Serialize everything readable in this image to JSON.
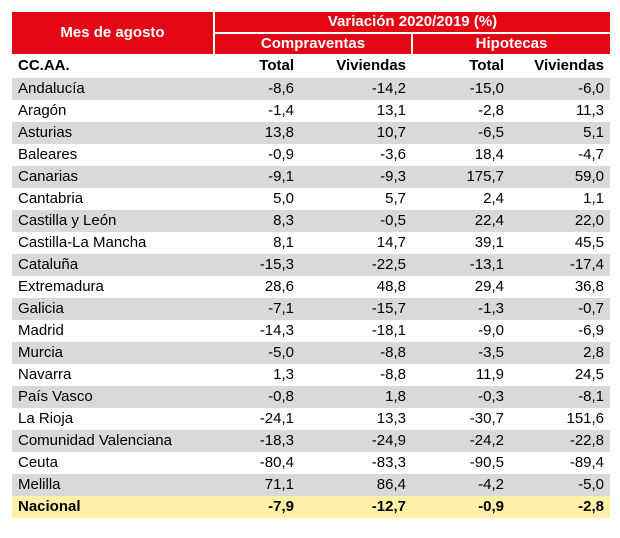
{
  "header": {
    "title": "Mes de agosto",
    "variation_label": "Variación 2020/2019 (%)",
    "group1": "Compraventas",
    "group2": "Hipotecas"
  },
  "columns": [
    "CC.AA.",
    "Total",
    "Viviendas",
    "Total",
    "Viviendas"
  ],
  "rows": [
    [
      "Andalucía",
      "-8,6",
      "-14,2",
      "-15,0",
      "-6,0"
    ],
    [
      "Aragón",
      "-1,4",
      "13,1",
      "-2,8",
      "11,3"
    ],
    [
      "Asturias",
      "13,8",
      "10,7",
      "-6,5",
      "5,1"
    ],
    [
      "Baleares",
      "-0,9",
      "-3,6",
      "18,4",
      "-4,7"
    ],
    [
      "Canarias",
      "-9,1",
      "-9,3",
      "175,7",
      "59,0"
    ],
    [
      "Cantabria",
      "5,0",
      "5,7",
      "2,4",
      "1,1"
    ],
    [
      "Castilla y León",
      "8,3",
      "-0,5",
      "22,4",
      "22,0"
    ],
    [
      "Castilla-La Mancha",
      "8,1",
      "14,7",
      "39,1",
      "45,5"
    ],
    [
      "Cataluña",
      "-15,3",
      "-22,5",
      "-13,1",
      "-17,4"
    ],
    [
      "Extremadura",
      "28,6",
      "48,8",
      "29,4",
      "36,8"
    ],
    [
      "Galicia",
      "-7,1",
      "-15,7",
      "-1,3",
      "-0,7"
    ],
    [
      "Madrid",
      "-14,3",
      "-18,1",
      "-9,0",
      "-6,9"
    ],
    [
      "Murcia",
      "-5,0",
      "-8,8",
      "-3,5",
      "2,8"
    ],
    [
      "Navarra",
      "1,3",
      "-8,8",
      "11,9",
      "24,5"
    ],
    [
      "País Vasco",
      "-0,8",
      "1,8",
      "-0,3",
      "-8,1"
    ],
    [
      "La Rioja",
      "-24,1",
      "13,3",
      "-30,7",
      "151,6"
    ],
    [
      "Comunidad Valenciana",
      "-18,3",
      "-24,9",
      "-24,2",
      "-22,8"
    ],
    [
      "Ceuta",
      "-80,4",
      "-83,3",
      "-90,5",
      "-89,4"
    ],
    [
      "Melilla",
      "71,1",
      "86,4",
      "-4,2",
      "-5,0"
    ]
  ],
  "total_row": [
    "Nacional",
    "-7,9",
    "-12,7",
    "-0,9",
    "-2,8"
  ],
  "colors": {
    "header_red": "#e30613",
    "stripe_gray": "#d9d9d9",
    "total_yellow": "#fff2a8"
  }
}
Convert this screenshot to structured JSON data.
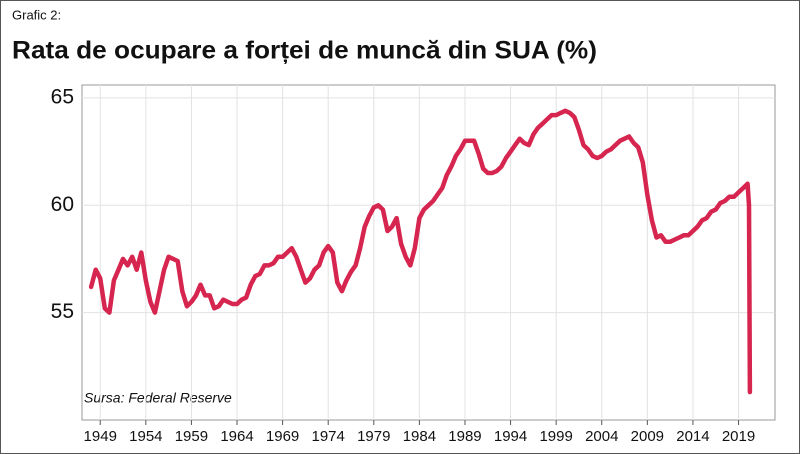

◇ ◇ ◇ ◇ ◇ ◇ ◇

## Exercise directions
Excluding the pictures, restate the records above word for word.

## Final result
Serialize everything readable in this image to JSON.
{
  "header": {
    "title": "Mes de agosto",
    "variation_label": "Variación 2020/2019 (%)",
    "group1": "Compraventas",
    "group2": "Hipotecas"
  },
  "columns": [
    "CC.AA.",
    "Total",
    "Viviendas",
    "Total",
    "Viviendas"
  ],
  "rows": [
    [
      "Andalucía",
      "-8,6",
      "-14,2",
      "-15,0",
      "-6,0"
    ],
    [
      "Aragón",
      "-1,4",
      "13,1",
      "-2,8",
      "11,3"
    ],
    [
      "Asturias",
      "13,8",
      "10,7",
      "-6,5",
      "5,1"
    ],
    [
      "Baleares",
      "-0,9",
      "-3,6",
      "18,4",
      "-4,7"
    ],
    [
      "Canarias",
      "-9,1",
      "-9,3",
      "175,7",
      "59,0"
    ],
    [
      "Cantabria",
      "5,0",
      "5,7",
      "2,4",
      "1,1"
    ],
    [
      "Castilla y León",
      "8,3",
      "-0,5",
      "22,4",
      "22,0"
    ],
    [
      "Castilla-La Mancha",
      "8,1",
      "14,7",
      "39,1",
      "45,5"
    ],
    [
      "Cataluña",
      "-15,3",
      "-22,5",
      "-13,1",
      "-17,4"
    ],
    [
      "Extremadura",
      "28,6",
      "48,8",
      "29,4",
      "36,8"
    ],
    [
      "Galicia",
      "-7,1",
      "-15,7",
      "-1,3",
      "-0,7"
    ],
    [
      "Madrid",
      "-14,3",
      "-18,1",
      "-9,0",
      "-6,9"
    ],
    [
      "Murcia",
      "-5,0",
      "-8,8",
      "-3,5",
      "2,8"
    ],
    [
      "Navarra",
      "1,3",
      "-8,8",
      "11,9",
      "24,5"
    ],
    [
      "País Vasco",
      "-0,8",
      "1,8",
      "-0,3",
      "-8,1"
    ],
    [
      "La Rioja",
      "-24,1",
      "13,3",
      "-30,7",
      "151,6"
    ],
    [
      "Comunidad Valenciana",
      "-18,3",
      "-24,9",
      "-24,2",
      "-22,8"
    ],
    [
      "Ceuta",
      "-80,4",
      "-83,3",
      "-90,5",
      "-89,4"
    ],
    [
      "Melilla",
      "71,1",
      "86,4",
      "-4,2",
      "-5,0"
    ]
  ],
  "total_row": [
    "Nacional",
    "-7,9",
    "-12,7",
    "-0,9",
    "-2,8"
  ],
  "colors": {
    "header_red": "#e30613",
    "stripe_gray": "#d9d9d9",
    "total_yellow": "#fff2a8"
  }
}
Convert this screenshot to structured JSON data.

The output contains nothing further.